**Problem to work on:** Filter the data for lines with the word "外部供方质量保证能力调查表", then copy every line so identified.

**Material supplied:**
..........

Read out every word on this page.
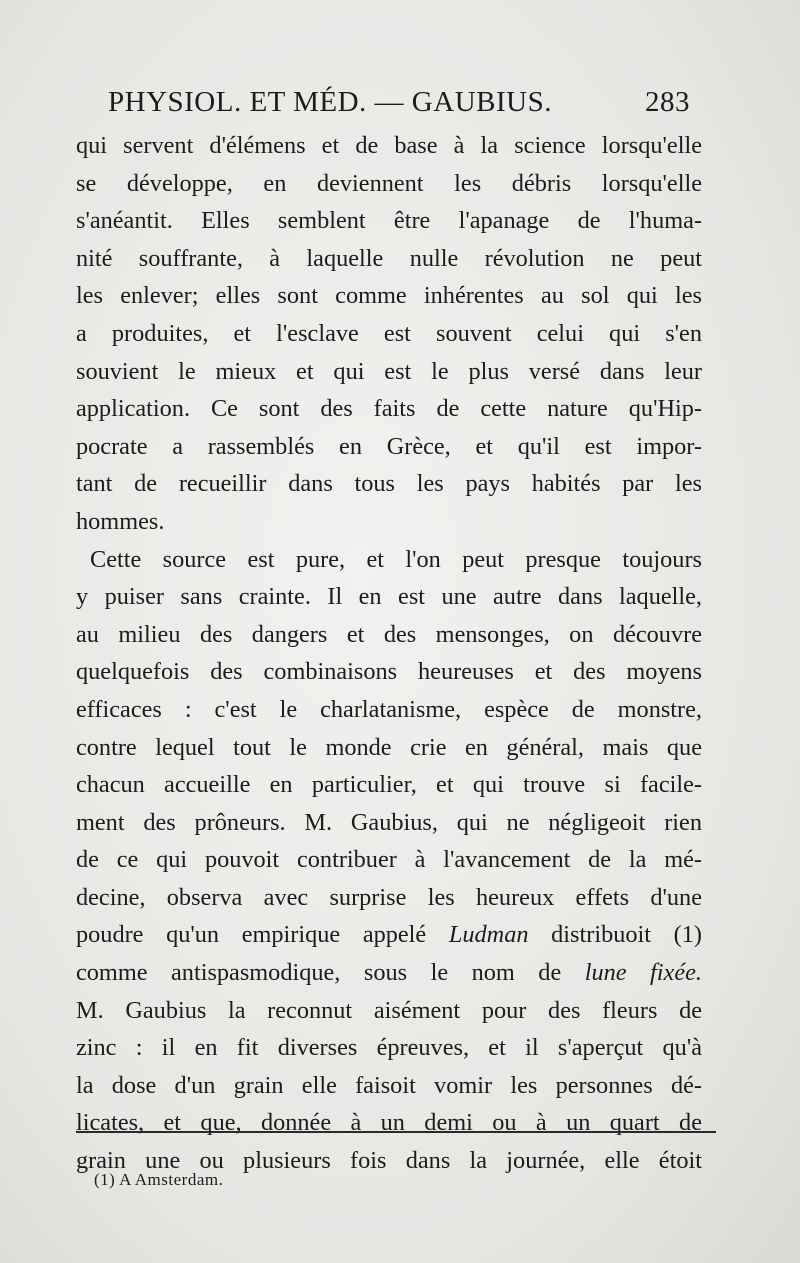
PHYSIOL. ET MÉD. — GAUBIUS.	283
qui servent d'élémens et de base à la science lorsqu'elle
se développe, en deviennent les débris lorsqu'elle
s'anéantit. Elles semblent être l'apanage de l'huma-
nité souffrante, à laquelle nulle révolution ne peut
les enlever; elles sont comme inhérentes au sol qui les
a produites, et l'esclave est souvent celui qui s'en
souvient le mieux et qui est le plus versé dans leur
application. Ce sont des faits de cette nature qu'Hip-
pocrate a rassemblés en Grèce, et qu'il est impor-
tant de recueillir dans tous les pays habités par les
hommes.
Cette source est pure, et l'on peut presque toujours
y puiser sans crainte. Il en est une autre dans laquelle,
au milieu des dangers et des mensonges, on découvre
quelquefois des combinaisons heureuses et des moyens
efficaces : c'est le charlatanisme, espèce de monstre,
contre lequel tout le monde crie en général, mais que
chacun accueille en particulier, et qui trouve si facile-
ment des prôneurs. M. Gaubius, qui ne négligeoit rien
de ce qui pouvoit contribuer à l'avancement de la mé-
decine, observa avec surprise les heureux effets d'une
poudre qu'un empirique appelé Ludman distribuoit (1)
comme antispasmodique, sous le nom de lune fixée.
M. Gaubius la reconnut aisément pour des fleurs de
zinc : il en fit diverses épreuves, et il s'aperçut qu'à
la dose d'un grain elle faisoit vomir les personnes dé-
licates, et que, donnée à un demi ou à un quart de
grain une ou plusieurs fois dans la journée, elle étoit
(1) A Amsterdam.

..........

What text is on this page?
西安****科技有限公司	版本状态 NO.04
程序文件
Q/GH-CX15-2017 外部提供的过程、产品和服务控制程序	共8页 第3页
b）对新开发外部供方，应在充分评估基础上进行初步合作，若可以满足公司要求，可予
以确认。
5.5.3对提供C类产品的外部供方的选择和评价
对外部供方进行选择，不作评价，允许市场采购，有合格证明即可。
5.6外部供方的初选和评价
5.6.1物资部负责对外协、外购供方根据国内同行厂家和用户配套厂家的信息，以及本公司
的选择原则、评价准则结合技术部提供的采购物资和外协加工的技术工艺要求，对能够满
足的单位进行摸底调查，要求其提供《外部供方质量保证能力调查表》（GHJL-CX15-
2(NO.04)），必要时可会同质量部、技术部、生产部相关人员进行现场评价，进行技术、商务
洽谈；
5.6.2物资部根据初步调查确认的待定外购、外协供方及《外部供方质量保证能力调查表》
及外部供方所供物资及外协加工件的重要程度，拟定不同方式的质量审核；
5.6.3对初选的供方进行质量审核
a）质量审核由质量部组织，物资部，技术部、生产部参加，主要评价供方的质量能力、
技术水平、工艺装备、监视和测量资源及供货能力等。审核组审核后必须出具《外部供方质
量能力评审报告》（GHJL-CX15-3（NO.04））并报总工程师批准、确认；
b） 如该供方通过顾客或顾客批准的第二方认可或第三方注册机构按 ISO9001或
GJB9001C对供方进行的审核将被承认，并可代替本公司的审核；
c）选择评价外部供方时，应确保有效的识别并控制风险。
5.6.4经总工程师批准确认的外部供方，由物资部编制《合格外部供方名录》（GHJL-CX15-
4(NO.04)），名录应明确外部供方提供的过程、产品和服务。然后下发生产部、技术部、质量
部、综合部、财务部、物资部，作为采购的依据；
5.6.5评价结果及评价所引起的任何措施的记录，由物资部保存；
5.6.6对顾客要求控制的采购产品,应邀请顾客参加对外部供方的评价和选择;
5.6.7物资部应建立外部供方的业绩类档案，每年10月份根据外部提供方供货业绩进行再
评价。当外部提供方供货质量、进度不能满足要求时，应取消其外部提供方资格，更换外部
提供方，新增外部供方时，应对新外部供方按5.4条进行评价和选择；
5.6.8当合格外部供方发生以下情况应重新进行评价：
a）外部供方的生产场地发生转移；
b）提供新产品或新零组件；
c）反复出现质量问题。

..........

**Exercise result:**
足的单位进行摸底调查，要求其提供《外部供方质量保证能力调查表》（GHJL-CX15-
5.6.2物资部根据初步调查确认的待定外购、外协供方及《外部供方质量保证能力调查表》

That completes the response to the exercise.